→ **Stated exercise A**: Copy the listing from its first line through the line containing "reminder-text: Reminder: Please", keeping both ends.

→ **Provided passage**:
----
Deploy the AWS CloudWatch Agent

  1. Create a project for the AWS CloudWatch Agent:

    oc new-project amazon-cloudwatch
    
  2. Create a ConfigMap with the Prometheus CloudWatch Agent config:

    cat << EOF | oc apply -f -
    apiVersion: v1
    kind: ConfigMap
    metadata:
      name: prometheus-cwagentconfig
      namespace: amazon-cloudwatch
    data:
      cwagentconfig.json: |
        {
          "agent": {
            "region": "${REGION}",
            "debug": true
          },
          "logs": {
            "metrics_collected": {
              "prometheus": {
                "cluster_name": "${ROSA_CLUSTER_NAME}",
                "log_group_name": "/aws/containerinsights/${ROSA_CLUSTER_NAME}/prometheus",
                "prometheus_config_path": "/etc/prometheusconfig/prometheus.yaml",
                "emf_processor": {
                  "metric_declaration": [
                    {"source_labels": ["job", "resource"],
                      "label_matcher": "^kubernetes-apiservers;(services|daemonsets.apps|deployments.apps|configmaps|endpoints|secrets|serviceaccounts|replicasets.apps)",
                      "dimensions": [["ClusterName","Service","resource"]],
                      "metric_selectors": [
                      "^etcd_object_counts$"
                      ]
                    },
                    {"source_labels": ["job", "name"],
                      "label_matcher": "^kubernetes-apiservers;APIServiceRegistrationController$",
                      "dimensions": [["ClusterName","Service","name"]],
                      "metric_selectors": [
                      "^workqueue_depth$",
                      "^workqueue_adds_total$",
                      "^workqueue_retries_total$"
                      ]
                    },
                    {"source_labels": ["job","code"],
                      "label_matcher": "^kubernetes-apiservers;2[0-9]{2}$",
                      "dimensions": [["ClusterName","Service","code"]],
                      "metric_selectors": [
                      "^apiserver_request_total$"
                      ]
                    },
                    {"source_labels": ["job"],
                      "label_matcher": "^kubernetes-apiservers",
                      "dimensions": [["ClusterName","Service"]],
                      "metric_selectors": [
                      "^apiserver_request_total$"
----
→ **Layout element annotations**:

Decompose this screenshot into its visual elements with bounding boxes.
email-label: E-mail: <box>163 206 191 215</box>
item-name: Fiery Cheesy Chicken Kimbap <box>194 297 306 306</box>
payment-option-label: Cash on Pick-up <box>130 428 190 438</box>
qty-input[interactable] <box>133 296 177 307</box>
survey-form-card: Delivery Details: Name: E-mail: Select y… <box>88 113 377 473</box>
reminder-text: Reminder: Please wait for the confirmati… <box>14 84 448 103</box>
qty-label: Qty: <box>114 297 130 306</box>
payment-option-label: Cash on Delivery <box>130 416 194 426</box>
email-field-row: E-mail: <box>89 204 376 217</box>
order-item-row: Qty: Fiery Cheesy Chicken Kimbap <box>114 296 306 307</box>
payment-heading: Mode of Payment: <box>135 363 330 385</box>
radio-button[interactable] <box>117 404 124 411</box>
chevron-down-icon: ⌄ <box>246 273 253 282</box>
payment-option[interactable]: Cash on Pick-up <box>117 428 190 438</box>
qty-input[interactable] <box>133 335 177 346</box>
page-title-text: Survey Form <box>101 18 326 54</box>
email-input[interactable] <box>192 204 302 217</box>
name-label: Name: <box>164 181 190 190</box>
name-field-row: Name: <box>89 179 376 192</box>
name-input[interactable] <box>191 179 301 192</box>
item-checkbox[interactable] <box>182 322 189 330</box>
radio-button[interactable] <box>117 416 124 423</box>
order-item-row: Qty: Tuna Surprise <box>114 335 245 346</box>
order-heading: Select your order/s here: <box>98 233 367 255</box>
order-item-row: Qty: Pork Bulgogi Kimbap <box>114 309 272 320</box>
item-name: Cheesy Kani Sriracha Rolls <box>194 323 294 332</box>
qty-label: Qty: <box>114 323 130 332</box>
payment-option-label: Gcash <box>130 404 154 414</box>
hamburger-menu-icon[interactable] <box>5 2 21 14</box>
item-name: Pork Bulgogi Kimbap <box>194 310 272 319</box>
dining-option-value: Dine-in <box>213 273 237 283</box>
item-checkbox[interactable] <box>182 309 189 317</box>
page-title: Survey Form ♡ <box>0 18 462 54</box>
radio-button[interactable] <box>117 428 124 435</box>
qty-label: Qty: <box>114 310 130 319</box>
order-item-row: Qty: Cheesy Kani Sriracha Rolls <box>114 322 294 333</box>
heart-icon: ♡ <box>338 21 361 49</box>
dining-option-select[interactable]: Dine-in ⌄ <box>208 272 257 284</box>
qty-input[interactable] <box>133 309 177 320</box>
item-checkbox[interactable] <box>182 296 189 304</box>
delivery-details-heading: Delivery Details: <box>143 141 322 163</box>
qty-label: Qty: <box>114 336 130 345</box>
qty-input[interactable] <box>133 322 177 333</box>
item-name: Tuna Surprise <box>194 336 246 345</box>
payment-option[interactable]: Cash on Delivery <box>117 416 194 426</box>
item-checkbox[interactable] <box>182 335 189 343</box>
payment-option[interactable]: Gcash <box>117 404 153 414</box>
----
→ **Stated exercise B**: In the CloudWatch Agent deployment steps, list each distinct pattern that appears under "metric_selectors".

→ **Written solution A**:
Decompose this screenshot into its visual elements with bounding boxes.
email-label: E-mail: <box>163 206 191 215</box>
item-name: Fiery Cheesy Chicken Kimbap <box>194 297 306 306</box>
payment-option-label: Cash on Pick-up <box>130 428 190 438</box>
qty-input[interactable] <box>133 296 177 307</box>
survey-form-card: Delivery Details: Name: E-mail: Select y… <box>88 113 377 473</box>
reminder-text: Reminder: Please wait for the confirmati… <box>14 84 448 103</box>

→ **Written solution B**:
^etcd_object_counts$
^workqueue_depth$
^workqueue_adds_total$
^workqueue_retries_total$
^apiserver_request_total$